* Start Data supplied *
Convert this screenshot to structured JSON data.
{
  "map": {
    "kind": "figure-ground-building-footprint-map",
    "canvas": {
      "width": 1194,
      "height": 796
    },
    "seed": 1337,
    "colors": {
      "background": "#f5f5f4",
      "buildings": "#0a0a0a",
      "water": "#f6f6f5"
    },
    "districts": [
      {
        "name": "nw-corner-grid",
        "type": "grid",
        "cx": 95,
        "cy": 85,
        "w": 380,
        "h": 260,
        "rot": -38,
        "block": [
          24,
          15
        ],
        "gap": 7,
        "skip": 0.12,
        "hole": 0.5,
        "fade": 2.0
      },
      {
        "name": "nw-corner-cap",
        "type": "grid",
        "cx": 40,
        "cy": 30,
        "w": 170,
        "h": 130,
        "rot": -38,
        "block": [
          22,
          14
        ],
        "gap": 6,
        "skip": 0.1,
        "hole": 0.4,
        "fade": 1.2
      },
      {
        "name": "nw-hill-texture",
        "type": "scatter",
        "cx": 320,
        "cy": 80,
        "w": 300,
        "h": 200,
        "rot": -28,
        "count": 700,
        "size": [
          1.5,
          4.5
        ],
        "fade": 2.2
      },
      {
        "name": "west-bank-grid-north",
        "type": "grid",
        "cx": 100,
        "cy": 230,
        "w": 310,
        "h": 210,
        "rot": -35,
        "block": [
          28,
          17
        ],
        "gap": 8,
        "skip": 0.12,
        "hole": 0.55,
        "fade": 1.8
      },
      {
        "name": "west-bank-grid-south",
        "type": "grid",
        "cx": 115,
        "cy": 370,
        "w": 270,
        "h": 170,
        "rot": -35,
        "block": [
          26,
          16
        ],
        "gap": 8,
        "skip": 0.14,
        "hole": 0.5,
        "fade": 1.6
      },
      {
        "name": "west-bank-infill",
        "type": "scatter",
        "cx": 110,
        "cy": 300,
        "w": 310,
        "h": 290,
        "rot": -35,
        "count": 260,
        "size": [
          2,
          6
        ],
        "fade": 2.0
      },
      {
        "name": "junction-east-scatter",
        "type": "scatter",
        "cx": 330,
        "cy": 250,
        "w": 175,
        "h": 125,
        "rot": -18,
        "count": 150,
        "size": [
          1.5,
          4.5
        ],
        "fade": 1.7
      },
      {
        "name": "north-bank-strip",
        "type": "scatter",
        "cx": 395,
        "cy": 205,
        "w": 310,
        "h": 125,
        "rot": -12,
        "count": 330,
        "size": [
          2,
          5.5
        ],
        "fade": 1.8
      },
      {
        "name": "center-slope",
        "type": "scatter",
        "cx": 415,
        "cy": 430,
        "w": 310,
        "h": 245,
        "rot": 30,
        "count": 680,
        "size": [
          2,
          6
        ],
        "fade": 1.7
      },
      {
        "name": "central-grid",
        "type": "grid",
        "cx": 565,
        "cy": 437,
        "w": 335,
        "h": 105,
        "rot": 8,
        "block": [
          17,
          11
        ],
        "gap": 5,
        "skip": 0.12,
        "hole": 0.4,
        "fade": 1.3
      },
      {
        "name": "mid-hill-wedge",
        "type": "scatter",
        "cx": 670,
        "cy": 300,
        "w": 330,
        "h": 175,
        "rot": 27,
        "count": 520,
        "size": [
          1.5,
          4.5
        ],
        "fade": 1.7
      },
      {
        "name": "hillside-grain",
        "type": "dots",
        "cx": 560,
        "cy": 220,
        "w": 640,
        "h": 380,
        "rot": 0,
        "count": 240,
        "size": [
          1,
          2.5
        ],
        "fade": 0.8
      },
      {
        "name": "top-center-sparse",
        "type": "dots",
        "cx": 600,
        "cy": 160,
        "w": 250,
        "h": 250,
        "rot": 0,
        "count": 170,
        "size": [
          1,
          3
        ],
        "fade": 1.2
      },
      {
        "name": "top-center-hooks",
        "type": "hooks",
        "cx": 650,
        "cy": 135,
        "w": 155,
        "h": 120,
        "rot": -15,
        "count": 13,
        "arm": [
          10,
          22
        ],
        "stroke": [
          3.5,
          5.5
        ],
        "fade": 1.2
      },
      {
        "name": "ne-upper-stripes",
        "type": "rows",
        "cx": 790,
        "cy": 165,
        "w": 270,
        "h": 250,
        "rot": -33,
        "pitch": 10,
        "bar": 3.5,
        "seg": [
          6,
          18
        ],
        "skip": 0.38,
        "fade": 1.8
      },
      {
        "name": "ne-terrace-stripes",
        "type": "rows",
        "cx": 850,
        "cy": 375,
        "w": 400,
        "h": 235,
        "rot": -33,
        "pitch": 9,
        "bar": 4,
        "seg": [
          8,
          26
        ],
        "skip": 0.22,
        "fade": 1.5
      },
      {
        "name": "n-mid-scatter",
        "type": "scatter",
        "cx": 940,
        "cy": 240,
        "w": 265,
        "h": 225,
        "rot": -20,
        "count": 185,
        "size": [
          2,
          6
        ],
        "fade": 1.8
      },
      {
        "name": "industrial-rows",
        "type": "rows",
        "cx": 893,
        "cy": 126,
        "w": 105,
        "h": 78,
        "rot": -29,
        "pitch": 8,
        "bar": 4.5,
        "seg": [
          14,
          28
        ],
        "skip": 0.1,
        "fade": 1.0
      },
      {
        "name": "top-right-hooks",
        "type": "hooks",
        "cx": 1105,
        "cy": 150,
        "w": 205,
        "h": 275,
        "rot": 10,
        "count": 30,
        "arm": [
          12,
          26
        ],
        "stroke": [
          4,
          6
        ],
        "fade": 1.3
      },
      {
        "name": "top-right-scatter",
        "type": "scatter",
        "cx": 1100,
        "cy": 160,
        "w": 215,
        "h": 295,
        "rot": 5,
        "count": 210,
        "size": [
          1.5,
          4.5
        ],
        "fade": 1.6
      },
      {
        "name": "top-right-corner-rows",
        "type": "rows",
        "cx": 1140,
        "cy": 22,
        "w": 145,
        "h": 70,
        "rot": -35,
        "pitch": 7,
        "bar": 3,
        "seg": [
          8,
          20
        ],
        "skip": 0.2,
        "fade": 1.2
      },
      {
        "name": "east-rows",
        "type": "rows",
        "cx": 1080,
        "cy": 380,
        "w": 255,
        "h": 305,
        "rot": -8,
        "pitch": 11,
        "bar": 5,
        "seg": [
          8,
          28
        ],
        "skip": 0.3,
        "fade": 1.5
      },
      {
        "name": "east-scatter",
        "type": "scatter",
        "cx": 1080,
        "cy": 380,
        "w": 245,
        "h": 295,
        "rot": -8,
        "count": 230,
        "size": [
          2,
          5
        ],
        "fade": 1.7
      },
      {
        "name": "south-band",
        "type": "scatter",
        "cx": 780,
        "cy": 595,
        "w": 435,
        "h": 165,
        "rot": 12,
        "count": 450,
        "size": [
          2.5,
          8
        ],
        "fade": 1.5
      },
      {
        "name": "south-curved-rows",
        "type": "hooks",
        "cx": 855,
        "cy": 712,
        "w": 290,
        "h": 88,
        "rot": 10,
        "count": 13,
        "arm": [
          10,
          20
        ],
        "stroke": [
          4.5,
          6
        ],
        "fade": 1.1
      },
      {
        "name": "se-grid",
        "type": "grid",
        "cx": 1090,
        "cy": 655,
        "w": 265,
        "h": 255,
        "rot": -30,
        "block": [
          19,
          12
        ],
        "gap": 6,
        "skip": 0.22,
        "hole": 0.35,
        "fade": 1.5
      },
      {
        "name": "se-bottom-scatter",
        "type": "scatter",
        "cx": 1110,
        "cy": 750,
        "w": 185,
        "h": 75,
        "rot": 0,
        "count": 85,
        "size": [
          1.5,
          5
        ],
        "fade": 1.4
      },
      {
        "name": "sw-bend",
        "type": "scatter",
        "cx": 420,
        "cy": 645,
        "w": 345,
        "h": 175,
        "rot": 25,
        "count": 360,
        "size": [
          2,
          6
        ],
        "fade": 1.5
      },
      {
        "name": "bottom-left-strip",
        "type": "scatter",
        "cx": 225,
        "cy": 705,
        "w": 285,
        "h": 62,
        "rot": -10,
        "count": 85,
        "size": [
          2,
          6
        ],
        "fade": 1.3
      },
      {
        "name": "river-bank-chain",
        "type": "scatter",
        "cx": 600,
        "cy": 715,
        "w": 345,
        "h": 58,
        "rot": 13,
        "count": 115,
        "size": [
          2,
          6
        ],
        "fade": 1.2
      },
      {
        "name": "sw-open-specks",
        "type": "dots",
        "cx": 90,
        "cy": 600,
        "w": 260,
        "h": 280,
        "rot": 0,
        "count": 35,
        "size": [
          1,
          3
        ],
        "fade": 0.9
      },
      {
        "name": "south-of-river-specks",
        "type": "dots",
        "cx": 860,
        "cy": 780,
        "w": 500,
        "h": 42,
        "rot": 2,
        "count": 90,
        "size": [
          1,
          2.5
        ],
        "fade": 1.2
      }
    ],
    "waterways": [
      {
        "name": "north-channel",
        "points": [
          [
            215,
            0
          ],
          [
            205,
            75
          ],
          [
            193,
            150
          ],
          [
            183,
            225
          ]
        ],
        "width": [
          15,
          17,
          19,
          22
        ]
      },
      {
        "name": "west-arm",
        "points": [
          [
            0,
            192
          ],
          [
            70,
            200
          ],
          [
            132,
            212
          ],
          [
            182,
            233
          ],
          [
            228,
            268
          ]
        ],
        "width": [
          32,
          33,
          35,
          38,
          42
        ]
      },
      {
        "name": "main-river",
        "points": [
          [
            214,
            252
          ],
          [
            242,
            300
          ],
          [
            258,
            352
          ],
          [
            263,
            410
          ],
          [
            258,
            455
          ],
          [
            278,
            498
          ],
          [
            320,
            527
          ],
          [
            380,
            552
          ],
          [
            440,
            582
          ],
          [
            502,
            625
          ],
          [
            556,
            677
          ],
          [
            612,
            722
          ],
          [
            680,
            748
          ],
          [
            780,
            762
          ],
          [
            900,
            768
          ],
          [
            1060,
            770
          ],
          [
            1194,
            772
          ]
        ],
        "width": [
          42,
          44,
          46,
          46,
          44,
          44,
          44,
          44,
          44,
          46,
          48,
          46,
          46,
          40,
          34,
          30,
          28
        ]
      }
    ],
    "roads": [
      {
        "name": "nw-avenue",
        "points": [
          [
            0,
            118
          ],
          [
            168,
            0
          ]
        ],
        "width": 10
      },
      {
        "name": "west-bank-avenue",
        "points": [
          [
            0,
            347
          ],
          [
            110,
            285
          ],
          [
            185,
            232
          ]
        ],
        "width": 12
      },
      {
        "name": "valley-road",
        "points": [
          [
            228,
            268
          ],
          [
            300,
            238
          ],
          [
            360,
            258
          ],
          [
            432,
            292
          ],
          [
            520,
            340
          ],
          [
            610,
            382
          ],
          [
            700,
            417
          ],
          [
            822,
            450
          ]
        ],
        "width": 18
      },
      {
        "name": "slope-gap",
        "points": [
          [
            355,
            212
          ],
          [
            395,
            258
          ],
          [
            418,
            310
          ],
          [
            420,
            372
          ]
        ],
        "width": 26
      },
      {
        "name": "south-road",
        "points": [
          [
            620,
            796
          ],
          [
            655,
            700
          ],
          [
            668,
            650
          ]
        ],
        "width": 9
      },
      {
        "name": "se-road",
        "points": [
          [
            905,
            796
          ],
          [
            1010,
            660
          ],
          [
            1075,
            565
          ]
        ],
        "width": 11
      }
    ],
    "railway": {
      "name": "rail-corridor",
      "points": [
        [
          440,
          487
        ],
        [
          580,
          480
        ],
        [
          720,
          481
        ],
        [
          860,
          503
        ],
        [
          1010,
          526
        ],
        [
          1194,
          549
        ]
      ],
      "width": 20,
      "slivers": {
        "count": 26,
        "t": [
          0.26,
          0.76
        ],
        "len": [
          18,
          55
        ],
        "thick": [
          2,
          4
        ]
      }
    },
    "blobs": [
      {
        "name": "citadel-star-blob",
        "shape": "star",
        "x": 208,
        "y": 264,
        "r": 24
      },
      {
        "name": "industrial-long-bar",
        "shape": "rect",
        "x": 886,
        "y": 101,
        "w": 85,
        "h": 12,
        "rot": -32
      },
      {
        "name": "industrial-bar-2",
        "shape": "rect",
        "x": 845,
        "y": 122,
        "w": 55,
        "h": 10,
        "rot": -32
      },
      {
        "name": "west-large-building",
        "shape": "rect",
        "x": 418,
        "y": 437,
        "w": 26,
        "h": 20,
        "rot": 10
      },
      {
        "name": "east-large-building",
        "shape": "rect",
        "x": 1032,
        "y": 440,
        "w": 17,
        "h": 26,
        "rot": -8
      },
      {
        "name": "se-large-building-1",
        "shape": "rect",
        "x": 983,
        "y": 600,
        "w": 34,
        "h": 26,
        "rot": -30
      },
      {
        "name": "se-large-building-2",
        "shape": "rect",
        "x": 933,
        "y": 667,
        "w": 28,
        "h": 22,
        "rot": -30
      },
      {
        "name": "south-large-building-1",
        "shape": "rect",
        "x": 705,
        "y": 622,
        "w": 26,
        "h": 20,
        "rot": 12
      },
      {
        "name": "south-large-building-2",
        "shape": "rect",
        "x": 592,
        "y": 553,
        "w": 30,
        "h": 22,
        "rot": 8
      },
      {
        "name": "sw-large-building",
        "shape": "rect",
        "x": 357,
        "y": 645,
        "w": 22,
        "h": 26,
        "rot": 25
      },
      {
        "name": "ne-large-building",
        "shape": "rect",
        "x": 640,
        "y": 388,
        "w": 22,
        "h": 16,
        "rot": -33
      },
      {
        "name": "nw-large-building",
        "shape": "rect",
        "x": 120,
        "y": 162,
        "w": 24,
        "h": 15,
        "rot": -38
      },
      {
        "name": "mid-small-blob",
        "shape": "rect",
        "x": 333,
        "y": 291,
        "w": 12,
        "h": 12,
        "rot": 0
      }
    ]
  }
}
* End Data supplied *
Each line containing "west" counts once; state the total number of such lines and nothing else.

6